GIVEN PROBLEM —
Locate all lines in the data below that hold "quarter" and show them.

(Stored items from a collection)
━━━━━━━━
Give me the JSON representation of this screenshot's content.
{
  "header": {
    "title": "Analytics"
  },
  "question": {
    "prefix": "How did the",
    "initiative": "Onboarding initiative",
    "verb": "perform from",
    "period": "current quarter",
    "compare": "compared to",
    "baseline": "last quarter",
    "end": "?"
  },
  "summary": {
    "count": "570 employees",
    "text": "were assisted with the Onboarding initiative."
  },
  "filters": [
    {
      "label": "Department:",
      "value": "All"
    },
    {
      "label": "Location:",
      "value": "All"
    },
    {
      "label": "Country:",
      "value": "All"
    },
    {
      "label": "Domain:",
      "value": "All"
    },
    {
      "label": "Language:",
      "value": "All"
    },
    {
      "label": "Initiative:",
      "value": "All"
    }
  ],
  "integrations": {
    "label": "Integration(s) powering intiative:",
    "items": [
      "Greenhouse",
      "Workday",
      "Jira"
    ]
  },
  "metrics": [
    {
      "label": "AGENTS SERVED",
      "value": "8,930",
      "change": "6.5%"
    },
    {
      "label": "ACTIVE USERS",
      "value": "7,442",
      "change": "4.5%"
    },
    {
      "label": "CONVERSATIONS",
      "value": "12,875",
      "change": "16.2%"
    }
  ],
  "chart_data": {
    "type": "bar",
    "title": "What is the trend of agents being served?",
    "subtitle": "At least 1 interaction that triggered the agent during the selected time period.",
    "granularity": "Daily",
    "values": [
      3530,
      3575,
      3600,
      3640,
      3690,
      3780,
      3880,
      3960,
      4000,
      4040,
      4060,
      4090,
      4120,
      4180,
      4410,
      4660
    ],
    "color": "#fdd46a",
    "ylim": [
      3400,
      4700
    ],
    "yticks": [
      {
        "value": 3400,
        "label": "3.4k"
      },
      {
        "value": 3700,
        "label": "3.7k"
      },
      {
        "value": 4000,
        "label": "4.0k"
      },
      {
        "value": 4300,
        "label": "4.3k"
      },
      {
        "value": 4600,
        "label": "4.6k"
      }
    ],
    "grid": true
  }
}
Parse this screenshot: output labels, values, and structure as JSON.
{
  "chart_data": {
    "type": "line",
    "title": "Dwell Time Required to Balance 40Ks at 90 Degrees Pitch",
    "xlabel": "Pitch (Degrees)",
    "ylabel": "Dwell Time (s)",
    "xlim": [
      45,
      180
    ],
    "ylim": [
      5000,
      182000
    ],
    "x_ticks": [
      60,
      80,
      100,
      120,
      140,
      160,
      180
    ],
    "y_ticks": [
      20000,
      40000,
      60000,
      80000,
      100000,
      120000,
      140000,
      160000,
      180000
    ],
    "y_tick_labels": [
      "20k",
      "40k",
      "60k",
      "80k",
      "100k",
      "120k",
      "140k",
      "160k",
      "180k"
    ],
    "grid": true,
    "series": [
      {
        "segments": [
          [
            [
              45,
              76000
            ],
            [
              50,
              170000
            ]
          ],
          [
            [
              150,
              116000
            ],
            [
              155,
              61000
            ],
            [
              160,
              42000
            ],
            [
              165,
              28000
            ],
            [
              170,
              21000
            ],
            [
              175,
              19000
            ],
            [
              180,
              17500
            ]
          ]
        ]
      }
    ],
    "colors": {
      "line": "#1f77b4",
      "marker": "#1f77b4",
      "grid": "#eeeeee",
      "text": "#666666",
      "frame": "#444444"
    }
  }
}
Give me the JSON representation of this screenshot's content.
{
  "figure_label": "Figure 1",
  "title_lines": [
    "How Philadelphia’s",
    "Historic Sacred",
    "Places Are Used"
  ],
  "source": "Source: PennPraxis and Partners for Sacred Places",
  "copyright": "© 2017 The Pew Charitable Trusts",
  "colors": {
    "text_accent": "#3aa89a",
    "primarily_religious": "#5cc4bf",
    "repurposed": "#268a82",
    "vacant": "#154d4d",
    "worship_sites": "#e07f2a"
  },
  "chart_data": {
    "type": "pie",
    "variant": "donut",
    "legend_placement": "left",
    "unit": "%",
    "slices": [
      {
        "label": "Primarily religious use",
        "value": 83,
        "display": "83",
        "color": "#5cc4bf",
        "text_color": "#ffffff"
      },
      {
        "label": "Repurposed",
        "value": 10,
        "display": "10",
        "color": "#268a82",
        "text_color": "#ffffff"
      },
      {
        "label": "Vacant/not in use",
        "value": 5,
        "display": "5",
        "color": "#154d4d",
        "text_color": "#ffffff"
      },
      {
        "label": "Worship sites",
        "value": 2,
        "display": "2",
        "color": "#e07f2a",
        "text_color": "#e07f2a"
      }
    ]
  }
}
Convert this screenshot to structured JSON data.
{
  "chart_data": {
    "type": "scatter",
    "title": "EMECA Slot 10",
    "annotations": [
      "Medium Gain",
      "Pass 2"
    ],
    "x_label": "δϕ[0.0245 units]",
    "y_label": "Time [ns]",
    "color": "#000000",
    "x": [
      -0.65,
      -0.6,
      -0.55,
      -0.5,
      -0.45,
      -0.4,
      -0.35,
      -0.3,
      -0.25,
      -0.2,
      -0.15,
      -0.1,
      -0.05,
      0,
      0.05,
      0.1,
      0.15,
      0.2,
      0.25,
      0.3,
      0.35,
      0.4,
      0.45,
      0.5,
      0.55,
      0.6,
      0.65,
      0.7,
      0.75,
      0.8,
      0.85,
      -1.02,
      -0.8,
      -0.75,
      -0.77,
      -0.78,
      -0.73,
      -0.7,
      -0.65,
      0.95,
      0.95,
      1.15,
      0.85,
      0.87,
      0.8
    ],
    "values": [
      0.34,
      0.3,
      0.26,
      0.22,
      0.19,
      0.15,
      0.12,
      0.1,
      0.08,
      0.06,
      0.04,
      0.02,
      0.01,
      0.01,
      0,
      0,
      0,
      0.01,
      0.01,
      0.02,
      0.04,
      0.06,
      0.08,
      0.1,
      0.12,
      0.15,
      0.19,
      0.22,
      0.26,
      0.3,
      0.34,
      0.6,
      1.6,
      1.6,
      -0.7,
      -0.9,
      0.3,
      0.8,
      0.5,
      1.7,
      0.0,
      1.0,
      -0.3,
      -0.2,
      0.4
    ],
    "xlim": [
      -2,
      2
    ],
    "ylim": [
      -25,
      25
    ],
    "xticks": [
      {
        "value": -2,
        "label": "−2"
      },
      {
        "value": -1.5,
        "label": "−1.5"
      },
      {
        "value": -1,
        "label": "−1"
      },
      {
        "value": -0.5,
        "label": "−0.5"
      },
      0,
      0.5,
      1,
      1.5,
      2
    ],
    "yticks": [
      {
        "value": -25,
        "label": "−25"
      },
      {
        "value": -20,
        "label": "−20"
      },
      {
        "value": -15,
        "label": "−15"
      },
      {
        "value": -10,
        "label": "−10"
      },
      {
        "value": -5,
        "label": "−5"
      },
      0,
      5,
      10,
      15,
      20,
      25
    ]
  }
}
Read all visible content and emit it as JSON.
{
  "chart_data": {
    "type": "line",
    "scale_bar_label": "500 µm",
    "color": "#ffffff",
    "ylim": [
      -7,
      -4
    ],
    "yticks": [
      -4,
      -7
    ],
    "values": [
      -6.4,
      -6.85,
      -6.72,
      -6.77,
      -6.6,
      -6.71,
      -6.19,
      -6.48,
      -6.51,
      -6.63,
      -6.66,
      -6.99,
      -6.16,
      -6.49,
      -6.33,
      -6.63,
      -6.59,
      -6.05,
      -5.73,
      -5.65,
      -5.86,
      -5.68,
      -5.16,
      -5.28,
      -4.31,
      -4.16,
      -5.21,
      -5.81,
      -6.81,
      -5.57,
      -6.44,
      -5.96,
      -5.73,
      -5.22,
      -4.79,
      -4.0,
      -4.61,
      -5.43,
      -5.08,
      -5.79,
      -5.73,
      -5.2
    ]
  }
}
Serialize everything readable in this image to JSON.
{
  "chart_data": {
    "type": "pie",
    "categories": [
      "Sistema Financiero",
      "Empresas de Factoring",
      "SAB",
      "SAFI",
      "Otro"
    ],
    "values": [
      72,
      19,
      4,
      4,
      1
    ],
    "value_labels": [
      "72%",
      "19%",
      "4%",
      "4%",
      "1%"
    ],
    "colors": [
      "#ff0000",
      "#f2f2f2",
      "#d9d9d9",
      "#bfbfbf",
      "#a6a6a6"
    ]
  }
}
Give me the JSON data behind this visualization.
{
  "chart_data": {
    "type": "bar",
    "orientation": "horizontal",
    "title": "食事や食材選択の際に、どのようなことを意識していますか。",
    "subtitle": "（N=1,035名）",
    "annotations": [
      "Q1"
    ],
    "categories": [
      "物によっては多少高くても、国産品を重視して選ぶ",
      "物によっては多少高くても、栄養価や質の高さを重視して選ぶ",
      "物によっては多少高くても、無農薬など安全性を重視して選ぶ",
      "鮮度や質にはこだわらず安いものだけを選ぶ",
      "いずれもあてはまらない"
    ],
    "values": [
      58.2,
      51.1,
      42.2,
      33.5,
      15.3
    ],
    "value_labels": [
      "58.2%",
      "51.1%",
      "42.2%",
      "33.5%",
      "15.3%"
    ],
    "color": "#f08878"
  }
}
━━━━━━━━
OUTPUT FOR THIS TASK —
    "period": "current quarter",
    "baseline": "last quarter",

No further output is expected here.